List every line in this data where the string "YAYLAÖNÜ" occurs.
┄┄┄┄┄┄┄┄┄┄┄┄┄┄┄┄┄┄┄┄
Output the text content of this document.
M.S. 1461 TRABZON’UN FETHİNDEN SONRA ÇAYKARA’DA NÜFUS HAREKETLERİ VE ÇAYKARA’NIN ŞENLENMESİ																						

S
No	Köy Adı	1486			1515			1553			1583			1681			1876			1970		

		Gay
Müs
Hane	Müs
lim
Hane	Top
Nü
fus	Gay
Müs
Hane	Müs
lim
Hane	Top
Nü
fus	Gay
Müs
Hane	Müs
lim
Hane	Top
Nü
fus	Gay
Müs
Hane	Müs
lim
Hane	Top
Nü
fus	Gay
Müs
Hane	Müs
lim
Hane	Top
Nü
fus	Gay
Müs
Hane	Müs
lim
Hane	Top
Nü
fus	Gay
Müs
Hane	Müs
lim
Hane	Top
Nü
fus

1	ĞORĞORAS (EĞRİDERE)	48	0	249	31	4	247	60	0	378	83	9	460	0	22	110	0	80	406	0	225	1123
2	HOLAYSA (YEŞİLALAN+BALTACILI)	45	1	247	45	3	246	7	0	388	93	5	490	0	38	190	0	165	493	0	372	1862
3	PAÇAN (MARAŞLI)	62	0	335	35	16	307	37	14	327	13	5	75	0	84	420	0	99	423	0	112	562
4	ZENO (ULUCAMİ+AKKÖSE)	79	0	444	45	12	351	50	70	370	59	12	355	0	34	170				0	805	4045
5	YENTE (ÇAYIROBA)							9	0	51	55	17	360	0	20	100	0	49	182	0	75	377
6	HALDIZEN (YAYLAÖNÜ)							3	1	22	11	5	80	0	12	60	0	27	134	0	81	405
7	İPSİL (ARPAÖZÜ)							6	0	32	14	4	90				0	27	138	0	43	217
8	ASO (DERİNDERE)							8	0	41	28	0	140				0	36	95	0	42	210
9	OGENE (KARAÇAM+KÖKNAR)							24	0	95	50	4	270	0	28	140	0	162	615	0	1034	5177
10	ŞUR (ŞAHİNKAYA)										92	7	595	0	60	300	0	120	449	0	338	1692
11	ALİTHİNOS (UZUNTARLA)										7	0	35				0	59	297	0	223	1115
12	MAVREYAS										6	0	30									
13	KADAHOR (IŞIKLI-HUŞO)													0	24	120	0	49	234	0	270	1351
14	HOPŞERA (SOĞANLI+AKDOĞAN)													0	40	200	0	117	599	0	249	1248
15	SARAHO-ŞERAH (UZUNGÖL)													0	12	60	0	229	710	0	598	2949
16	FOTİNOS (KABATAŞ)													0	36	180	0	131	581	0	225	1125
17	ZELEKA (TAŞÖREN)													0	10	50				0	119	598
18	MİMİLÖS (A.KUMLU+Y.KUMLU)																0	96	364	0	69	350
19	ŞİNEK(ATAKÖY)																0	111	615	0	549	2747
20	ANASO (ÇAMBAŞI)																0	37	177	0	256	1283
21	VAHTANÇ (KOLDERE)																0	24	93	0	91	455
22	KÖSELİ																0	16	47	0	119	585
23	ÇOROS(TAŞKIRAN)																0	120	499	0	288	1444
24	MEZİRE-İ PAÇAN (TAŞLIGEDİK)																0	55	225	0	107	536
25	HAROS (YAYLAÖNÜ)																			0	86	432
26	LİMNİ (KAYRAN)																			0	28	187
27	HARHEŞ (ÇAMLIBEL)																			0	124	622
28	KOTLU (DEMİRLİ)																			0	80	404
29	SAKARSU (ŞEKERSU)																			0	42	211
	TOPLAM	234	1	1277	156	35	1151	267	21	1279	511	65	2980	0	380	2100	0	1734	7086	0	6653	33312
┄┄┄┄┄┄┄┄┄┄┄┄┄┄┄┄┄┄┄┄
● SOLUTION FOR THIS PROBLEM:
6	HALDIZEN (YAYLAÖNÜ)							3	1	22	11	5	80	0	12	60	0	27	134	0	81	405
25	HAROS (YAYLAÖNÜ)																			0	86	432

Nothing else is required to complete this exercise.